[Figure collection entries]
_ _ _ _ _ _ _

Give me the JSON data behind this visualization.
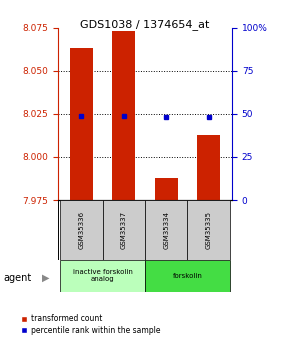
{
  "title": "GDS1038 / 1374654_at",
  "samples": [
    "GSM35336",
    "GSM35337",
    "GSM35334",
    "GSM35335"
  ],
  "bar_values": [
    8.063,
    8.073,
    7.988,
    8.013
  ],
  "percentile_values": [
    49,
    49,
    48,
    48
  ],
  "ylim_left": [
    7.975,
    8.075
  ],
  "ylim_right": [
    0,
    100
  ],
  "yticks_left": [
    7.975,
    8.0,
    8.025,
    8.05,
    8.075
  ],
  "yticks_right": [
    0,
    25,
    50,
    75,
    100
  ],
  "bar_color": "#cc2200",
  "dot_color": "#0000cc",
  "bar_width": 0.55,
  "groups": [
    {
      "label": "inactive forskolin\nanalog",
      "color": "#bbffbb",
      "samples": [
        0,
        1
      ]
    },
    {
      "label": "forskolin",
      "color": "#44dd44",
      "samples": [
        2,
        3
      ]
    }
  ],
  "agent_label": "agent",
  "legend_red": "transformed count",
  "legend_blue": "percentile rank within the sample",
  "label_area_bg": "#cccccc"
}
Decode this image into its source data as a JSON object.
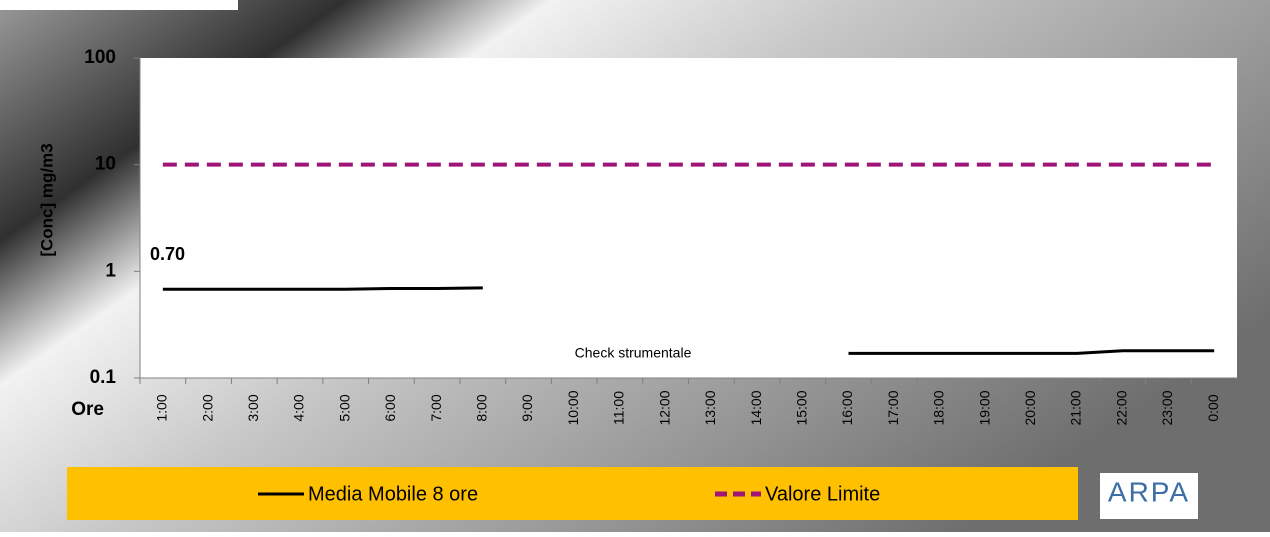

_ _ _ _ _ _ _

→ **Problem requirements**: Determine how many lines of the data contain the word "JSON", and reply with that number only.

→ **Answer to the problem**: 2